EXERCISE BRIEF →
Among the lines below, list those containing the string "JSON".

INPUT FOR THIS TASK →
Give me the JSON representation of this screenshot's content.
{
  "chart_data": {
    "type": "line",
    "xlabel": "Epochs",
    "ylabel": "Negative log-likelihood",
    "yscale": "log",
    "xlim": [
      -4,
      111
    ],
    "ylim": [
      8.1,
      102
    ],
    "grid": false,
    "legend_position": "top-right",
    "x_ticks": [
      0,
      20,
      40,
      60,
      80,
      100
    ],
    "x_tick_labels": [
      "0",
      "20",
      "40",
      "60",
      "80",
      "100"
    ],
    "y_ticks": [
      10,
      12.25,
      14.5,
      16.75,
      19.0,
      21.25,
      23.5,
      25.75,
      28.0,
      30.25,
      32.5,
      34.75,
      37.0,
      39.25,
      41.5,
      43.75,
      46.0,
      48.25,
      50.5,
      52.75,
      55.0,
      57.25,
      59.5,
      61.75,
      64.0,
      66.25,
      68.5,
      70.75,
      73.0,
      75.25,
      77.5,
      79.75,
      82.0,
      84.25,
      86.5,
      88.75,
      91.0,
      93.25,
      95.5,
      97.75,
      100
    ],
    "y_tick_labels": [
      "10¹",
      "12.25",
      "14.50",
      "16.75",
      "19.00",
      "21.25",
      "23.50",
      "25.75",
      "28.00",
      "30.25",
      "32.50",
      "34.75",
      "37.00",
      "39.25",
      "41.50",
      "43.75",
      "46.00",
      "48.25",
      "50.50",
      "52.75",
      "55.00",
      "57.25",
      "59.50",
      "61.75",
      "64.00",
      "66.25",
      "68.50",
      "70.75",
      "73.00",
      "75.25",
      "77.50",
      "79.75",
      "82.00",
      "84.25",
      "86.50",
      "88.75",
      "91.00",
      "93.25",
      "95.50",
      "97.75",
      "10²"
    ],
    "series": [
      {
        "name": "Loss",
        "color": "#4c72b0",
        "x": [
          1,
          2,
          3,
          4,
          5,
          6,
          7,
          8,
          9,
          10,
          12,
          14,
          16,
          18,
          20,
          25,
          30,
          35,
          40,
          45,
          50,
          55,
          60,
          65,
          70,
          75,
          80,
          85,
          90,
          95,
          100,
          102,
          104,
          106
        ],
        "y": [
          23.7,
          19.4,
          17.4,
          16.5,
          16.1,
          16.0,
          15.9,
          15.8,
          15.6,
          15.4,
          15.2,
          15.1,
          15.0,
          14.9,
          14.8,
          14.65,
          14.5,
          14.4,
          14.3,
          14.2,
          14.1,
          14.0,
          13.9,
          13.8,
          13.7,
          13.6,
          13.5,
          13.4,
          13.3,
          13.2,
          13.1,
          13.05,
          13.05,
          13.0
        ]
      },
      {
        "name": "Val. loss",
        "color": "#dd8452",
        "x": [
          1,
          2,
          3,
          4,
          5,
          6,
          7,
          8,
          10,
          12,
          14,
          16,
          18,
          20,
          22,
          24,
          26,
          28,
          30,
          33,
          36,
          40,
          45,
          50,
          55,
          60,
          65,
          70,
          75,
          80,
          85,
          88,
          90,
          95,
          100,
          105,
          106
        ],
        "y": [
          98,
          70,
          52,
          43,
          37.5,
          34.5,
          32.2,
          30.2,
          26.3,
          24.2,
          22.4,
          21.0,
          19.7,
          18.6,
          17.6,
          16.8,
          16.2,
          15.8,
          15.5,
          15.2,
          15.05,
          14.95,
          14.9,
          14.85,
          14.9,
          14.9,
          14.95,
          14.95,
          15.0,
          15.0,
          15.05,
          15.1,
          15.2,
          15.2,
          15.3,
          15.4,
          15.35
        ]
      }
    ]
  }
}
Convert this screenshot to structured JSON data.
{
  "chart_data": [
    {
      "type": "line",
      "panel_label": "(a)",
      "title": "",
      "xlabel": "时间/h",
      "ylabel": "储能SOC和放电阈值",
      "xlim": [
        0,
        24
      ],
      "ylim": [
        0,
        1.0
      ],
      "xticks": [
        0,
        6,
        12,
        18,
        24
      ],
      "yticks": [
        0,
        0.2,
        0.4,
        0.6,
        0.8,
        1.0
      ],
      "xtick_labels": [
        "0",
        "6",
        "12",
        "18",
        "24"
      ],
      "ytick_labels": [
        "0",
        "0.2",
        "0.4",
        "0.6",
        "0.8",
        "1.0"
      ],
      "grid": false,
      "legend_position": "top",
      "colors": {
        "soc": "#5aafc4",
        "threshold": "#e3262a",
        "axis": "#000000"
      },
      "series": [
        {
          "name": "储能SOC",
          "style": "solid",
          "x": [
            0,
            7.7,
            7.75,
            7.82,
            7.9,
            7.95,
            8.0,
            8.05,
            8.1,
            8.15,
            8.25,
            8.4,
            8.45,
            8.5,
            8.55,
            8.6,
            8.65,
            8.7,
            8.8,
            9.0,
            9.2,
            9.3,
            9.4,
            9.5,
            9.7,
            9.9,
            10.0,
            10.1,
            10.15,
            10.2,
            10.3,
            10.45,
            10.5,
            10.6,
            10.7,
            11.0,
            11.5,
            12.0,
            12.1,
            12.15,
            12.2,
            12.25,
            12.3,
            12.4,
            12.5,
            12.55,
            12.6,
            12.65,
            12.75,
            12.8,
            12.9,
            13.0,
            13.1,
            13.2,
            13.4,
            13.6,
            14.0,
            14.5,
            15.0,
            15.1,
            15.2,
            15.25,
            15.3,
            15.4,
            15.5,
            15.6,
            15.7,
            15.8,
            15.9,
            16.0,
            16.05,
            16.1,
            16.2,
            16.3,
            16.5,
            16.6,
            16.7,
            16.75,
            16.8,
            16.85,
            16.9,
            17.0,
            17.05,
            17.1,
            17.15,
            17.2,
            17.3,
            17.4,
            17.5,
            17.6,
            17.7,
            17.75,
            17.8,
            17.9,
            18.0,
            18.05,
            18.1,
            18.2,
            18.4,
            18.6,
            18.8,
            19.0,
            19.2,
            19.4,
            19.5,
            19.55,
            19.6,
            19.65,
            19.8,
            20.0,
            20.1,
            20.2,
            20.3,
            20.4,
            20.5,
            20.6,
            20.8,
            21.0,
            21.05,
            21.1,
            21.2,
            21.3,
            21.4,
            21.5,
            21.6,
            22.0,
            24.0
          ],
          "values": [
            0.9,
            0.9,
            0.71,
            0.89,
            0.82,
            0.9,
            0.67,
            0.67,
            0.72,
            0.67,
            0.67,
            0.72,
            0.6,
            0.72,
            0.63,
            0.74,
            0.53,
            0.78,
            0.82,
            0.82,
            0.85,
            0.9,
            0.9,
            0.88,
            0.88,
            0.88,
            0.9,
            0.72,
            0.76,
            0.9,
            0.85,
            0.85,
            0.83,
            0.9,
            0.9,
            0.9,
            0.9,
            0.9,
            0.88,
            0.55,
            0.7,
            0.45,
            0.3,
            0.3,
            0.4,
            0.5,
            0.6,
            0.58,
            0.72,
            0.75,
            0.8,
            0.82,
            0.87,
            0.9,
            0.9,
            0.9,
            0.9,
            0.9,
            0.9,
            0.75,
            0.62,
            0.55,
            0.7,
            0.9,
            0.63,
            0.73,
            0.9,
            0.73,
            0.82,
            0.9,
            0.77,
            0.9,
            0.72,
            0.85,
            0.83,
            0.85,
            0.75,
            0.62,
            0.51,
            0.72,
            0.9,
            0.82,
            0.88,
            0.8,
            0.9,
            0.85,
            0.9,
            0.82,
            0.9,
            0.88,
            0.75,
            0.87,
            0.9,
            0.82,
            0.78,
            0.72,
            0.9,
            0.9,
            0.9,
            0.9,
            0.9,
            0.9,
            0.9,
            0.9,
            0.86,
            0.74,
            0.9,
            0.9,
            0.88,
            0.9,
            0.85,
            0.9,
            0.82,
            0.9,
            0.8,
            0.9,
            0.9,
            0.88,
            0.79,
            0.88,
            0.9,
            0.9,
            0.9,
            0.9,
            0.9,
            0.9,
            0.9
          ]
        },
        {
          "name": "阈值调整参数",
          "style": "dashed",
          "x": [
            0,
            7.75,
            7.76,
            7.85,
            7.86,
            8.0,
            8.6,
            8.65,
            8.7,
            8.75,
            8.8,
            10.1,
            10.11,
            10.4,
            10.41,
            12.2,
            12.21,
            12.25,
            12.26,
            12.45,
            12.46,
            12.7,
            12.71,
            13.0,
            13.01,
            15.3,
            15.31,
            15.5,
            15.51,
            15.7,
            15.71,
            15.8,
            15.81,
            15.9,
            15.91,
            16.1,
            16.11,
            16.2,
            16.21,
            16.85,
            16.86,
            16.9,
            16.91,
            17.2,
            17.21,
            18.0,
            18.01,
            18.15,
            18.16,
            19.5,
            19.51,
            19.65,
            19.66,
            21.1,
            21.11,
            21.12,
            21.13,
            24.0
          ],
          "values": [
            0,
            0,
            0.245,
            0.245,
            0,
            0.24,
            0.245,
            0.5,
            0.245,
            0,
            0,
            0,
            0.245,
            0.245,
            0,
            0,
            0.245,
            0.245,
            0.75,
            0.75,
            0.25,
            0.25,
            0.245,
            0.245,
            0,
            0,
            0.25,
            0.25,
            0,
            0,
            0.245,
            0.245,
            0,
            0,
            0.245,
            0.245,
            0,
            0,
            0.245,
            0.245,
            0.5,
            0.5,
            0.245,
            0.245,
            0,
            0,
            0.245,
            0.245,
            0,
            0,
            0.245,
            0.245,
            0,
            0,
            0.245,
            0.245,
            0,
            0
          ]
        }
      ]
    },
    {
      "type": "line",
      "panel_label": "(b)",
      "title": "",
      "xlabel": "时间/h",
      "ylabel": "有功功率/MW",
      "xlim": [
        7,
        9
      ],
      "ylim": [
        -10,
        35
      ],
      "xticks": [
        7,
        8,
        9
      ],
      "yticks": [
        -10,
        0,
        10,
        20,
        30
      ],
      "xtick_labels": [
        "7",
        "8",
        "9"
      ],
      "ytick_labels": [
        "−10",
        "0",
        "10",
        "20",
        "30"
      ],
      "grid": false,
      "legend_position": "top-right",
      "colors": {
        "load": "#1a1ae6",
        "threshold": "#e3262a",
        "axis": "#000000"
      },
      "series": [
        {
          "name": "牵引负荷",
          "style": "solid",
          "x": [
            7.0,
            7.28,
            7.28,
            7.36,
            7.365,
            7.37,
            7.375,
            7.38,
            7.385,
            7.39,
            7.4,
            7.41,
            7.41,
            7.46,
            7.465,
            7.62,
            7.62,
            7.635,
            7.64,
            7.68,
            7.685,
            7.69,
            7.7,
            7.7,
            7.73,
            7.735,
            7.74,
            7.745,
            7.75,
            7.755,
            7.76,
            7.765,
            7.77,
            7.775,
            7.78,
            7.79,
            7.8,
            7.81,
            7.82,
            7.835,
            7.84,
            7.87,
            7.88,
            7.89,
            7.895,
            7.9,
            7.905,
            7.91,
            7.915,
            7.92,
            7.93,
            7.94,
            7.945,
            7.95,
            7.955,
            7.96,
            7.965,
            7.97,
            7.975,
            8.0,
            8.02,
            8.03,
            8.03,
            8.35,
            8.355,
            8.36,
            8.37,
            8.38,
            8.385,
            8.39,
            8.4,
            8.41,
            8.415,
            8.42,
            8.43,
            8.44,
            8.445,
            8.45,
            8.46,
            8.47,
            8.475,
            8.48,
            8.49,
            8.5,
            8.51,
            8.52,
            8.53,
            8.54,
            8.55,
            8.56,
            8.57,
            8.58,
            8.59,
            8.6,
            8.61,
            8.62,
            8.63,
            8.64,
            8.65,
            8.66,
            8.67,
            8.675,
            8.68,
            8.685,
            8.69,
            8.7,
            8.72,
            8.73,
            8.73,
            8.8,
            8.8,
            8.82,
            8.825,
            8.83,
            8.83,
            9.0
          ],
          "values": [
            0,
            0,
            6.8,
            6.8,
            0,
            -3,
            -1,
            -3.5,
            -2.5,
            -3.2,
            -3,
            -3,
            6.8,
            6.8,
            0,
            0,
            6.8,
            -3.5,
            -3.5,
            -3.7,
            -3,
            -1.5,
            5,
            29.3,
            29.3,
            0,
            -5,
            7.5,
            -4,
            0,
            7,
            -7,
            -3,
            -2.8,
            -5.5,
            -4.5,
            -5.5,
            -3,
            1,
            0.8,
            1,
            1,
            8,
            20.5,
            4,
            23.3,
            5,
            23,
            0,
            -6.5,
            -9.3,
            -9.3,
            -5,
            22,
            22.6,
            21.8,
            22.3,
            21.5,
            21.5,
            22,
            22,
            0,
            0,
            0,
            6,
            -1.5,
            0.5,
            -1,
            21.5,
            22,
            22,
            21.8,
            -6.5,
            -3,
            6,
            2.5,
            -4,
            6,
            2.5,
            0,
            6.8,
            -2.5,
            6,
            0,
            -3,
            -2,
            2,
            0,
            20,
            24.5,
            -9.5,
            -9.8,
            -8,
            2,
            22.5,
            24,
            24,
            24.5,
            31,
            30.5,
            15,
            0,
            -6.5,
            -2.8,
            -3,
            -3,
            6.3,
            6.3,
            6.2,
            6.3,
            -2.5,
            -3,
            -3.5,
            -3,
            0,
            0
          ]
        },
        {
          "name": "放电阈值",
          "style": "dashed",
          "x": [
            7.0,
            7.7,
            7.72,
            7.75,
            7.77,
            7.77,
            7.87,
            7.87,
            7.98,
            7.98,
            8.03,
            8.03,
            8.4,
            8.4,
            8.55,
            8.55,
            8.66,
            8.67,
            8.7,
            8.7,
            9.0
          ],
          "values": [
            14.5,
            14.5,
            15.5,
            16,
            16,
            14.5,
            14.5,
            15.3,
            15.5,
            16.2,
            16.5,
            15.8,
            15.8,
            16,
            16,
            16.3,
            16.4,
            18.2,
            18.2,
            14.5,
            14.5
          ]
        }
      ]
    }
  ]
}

REPLY TO THE EXERCISE →
Give me the JSON representation of this screenshot's content.
Convert this screenshot to structured JSON data.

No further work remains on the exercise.